Given task |
Put each of the lines below into a JSON list of strings, one string per line, and leave out any blank lines.

### Data supplied

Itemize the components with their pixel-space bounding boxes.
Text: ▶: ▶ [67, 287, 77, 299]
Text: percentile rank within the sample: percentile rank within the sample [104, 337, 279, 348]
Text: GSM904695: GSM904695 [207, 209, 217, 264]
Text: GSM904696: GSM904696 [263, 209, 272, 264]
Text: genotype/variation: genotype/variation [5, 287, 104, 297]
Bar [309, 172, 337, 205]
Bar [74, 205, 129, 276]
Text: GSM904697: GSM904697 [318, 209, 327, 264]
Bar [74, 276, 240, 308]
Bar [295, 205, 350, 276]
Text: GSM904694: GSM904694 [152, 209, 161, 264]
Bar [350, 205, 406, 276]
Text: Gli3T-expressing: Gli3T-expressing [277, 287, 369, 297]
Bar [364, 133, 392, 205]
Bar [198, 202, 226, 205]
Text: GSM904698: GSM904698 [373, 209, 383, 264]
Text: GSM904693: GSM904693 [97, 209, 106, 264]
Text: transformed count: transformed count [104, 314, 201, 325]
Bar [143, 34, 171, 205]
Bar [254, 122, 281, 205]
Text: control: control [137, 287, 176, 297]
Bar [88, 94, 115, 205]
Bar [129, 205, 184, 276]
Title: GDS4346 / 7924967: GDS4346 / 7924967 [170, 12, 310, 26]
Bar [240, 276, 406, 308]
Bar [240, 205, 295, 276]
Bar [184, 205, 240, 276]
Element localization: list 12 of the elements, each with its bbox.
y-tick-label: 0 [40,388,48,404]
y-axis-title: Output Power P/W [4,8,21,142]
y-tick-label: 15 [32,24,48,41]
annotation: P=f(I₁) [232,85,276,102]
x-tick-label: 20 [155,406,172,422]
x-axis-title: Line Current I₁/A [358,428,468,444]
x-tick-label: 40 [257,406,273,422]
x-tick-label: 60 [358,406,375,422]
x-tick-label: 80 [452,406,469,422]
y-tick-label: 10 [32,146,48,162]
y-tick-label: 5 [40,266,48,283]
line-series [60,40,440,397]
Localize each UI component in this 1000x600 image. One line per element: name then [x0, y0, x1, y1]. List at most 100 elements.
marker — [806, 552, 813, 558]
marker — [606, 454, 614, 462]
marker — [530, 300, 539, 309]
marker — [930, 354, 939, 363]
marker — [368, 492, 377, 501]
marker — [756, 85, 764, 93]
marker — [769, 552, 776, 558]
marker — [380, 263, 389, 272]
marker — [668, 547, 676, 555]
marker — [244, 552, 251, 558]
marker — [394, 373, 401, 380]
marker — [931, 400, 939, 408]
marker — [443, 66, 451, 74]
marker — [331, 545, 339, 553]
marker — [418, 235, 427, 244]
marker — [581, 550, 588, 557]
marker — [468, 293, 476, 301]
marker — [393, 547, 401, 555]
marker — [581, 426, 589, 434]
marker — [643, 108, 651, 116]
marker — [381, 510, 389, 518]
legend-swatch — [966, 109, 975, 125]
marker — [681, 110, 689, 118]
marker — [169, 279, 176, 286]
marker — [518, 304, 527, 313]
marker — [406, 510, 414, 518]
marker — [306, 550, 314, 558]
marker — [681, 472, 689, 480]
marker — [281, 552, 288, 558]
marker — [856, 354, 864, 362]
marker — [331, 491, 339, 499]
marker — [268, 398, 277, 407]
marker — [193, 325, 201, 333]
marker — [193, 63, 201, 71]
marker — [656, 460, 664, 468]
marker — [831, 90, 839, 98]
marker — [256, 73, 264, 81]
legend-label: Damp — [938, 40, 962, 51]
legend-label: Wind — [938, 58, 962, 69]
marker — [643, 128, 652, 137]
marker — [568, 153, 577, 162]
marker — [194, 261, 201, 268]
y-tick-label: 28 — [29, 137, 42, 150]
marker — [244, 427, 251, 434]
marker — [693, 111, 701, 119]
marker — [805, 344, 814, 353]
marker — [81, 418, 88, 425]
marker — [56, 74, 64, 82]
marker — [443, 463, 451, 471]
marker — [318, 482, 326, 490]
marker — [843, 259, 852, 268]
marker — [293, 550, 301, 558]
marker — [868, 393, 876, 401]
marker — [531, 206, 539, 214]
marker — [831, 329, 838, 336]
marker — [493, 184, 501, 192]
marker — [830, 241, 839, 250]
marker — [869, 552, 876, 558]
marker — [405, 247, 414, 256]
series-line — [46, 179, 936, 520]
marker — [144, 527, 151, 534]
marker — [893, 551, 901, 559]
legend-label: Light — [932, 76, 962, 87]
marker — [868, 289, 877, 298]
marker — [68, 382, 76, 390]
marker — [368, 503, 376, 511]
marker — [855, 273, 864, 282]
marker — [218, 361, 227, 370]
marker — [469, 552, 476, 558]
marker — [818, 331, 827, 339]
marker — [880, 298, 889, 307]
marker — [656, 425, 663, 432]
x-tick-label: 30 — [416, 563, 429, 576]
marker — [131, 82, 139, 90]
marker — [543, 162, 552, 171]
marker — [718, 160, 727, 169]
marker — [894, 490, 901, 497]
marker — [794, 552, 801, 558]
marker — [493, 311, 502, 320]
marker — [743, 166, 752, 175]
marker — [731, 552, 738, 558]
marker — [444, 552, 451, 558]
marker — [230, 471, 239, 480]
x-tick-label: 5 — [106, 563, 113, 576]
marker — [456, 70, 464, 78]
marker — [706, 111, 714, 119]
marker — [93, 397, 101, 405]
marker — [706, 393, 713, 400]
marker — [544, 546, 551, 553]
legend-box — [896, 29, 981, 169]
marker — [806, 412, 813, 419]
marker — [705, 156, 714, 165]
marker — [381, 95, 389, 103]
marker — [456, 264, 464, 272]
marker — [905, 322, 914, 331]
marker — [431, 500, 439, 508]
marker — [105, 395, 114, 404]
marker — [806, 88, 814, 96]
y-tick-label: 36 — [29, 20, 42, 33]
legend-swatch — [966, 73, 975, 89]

######

Task answer |
[
  "Itemize the components with their pixel-space bounding boxes.",
  "Text: ▶: ▶ [67, 287, 77, 299]",
  "Text: percentile rank within the sample: percentile rank within the sample [104, 337, 279, 348]",
  "Text: GSM904695: GSM904695 [207, 209, 217, 264]",
  "Text: GSM904696: GSM904696 [263, 209, 272, 264]",
  "Text: genotype/variation: genotype/variation [5, 287, 104, 297]",
  "Bar [309, 172, 337, 205]",
  "Bar [74, 205, 129, 276]",
  "Text: GSM904697: GSM904697 [318, 209, 327, 264]",
  "Bar [74, 276, 240, 308]",
  "Bar [295, 205, 350, 276]",
  "Text: GSM904694: GSM904694 [152, 209, 161, 264]",
  "Bar [350, 205, 406, 276]",
  "Text: Gli3T-expressing: Gli3T-expressing [277, 287, 369, 297]",
  "Bar [364, 133, 392, 205]",
  "Bar [198, 202, 226, 205]",
  "Text: GSM904698: GSM904698 [373, 209, 383, 264]",
  "Text: GSM904693: GSM904693 [97, 209, 106, 264]",
  "Text: transformed count: transformed count [104, 314, 201, 325]",
  "Bar [143, 34, 171, 205]",
  "Bar [254, 122, 281, 205]",
  "Text: control: control [137, 287, 176, 297]",
  "Bar [88, 94, 115, 205]",
  "Bar [129, 205, 184, 276]",
  "Title: GDS4346 / 7924967: GDS4346 / 7924967 [170, 12, 310, 26]",
  "Bar [240, 276, 406, 308]",
  "Bar [240, 205, 295, 276]",
  "Bar [184, 205, 240, 276]",
  "Element localization: list 12 of the elements, each with its bbox.",
  "y-tick-label: 0 [40,388,48,404]",
  "y-axis-title: Output Power P/W [4,8,21,142]",
  "y-tick-label: 15 [32,24,48,41]",
  "annotation: P=f(I₁) [232,85,276,102]",
  "x-tick-label: 20 [155,406,172,422]",
  "x-axis-title: Line Current I₁/A [358,428,468,444]",
  "x-tick-label: 40 [257,406,273,422]",
  "x-tick-label: 60 [358,406,375,422]",
  "x-tick-label: 80 [452,406,469,422]",
  "y-tick-label: 10 [32,146,48,162]",
  "y-tick-label: 5 [40,266,48,283]",
  "line-series [60,40,440,397]",
  "Localize each UI component in this 1000x600 image. One line per element: name then [x0, y0, x1, y1]. List at most 100 elements.",
  "marker — [806, 552, 813, 558]",
  "marker — [606, 454, 614, 462]",
  "marker — [530, 300, 539, 309]",
  "marker — [930, 354, 939, 363]",
  "marker — [368, 492, 377, 501]",
  "marker — [756, 85, 764, 93]",
  "marker — [769, 552, 776, 558]",
  "marker — [380, 263, 389, 272]",
  "marker — [668, 547, 676, 555]",
  "marker — [244, 552, 251, 558]",
  "marker — [394, 373, 401, 380]",
  "marker — [931, 400, 939, 408]",
  "marker — [443, 66, 451, 74]",
  "marker — [331, 545, 339, 553]",
  "marker — [418, 235, 427, 244]",
  "marker — [581, 550, 588, 557]",
  "marker — [468, 293, 476, 301]",
  "marker — [393, 547, 401, 555]",
  "marker — [581, 426, 589, 434]",
  "marker — [643, 108, 651, 116]",
  "marker — [381, 510, 389, 518]",
  "legend-swatch — [966, 109, 975, 125]",
  "marker — [681, 110, 689, 118]",
  "marker — [169, 279, 176, 286]",
  "marker — [518, 304, 527, 313]",
  "marker — [406, 510, 414, 518]",
  "marker — [306, 550, 314, 558]",
  "marker — [681, 472, 689, 480]",
  "marker — [281, 552, 288, 558]",
  "marker — [856, 354, 864, 362]",
  "marker — [331, 491, 339, 499]",
  "marker — [268, 398, 277, 407]",
  "marker — [193, 325, 201, 333]",
  "marker — [193, 63, 201, 71]",
  "marker — [656, 460, 664, 468]",
  "marker — [831, 90, 839, 98]",
  "marker — [256, 73, 264, 81]",
  "legend-label: Damp — [938, 40, 962, 51]",
  "legend-label: Wind — [938, 58, 962, 69]",
  "marker — [643, 128, 652, 137]",
  "marker — [568, 153, 577, 162]",
  "marker — [194, 261, 201, 268]",
  "y-tick-label: 28 — [29, 137, 42, 150]",
  "marker — [244, 427, 251, 434]",
  "marker — [693, 111, 701, 119]",
  "marker — [805, 344, 814, 353]",
  "marker — [81, 418, 88, 425]",
  "marker — [56, 74, 64, 82]",
  "marker — [443, 463, 451, 471]",
  "marker — [318, 482, 326, 490]",
  "marker — [843, 259, 852, 268]",
  "marker — [293, 550, 301, 558]",
  "marker — [868, 393, 876, 401]",
  "marker — [531, 206, 539, 214]",
  "marker — [831, 329, 838, 336]",
  "marker — [493, 184, 501, 192]",
  "marker — [830, 241, 839, 250]",
  "marker — [869, 552, 876, 558]",
  "marker — [405, 247, 414, 256]",
  "series-line — [46, 179, 936, 520]",
  "marker — [144, 527, 151, 534]",
  "marker — [893, 551, 901, 559]",
  "legend-label: Light — [932, 76, 962, 87]",
  "marker — [868, 289, 877, 298]",
  "marker — [68, 382, 76, 390]",
  "marker — [368, 503, 376, 511]",
  "marker — [855, 273, 864, 282]",
  "marker — [218, 361, 227, 370]",
  "marker — [469, 552, 476, 558]",
  "marker — [818, 331, 827, 339]",
  "marker — [880, 298, 889, 307]",
  "marker — [656, 425, 663, 432]",
  "x-tick-label: 30 — [416, 563, 429, 576]",
  "marker — [131, 82, 139, 90]",
  "marker — [543, 162, 552, 171]",
  "marker — [718, 160, 727, 169]",
  "marker — [894, 490, 901, 497]",
  "marker — [794, 552, 801, 558]",
  "marker — [493, 311, 502, 320]",
  "marker — [743, 166, 752, 175]",
  "marker — [731, 552, 738, 558]",
  "marker — [444, 552, 451, 558]",
  "marker — [230, 471, 239, 480]",
  "x-tick-label: 5 — [106, 563, 113, 576]",
  "marker — [456, 70, 464, 78]",
  "marker — [706, 111, 714, 119]",
  "marker — [93, 397, 101, 405]",
  "marker — [706, 393, 713, 400]",
  "marker — [544, 546, 551, 553]",
  "legend-box — [896, 29, 981, 169]",
  "marker — [806, 412, 813, 419]",
  "marker — [705, 156, 714, 165]",
  "marker — [381, 95, 389, 103]",
  "marker — [456, 264, 464, 272]",
  "marker — [905, 322, 914, 331]",
  "marker — [431, 500, 439, 508]",
  "marker — [105, 395, 114, 404]",
  "marker — [806, 88, 814, 96]",
  "y-tick-label: 36 — [29, 20, 42, 33]",
  "legend-swatch — [966, 73, 975, 89]"
]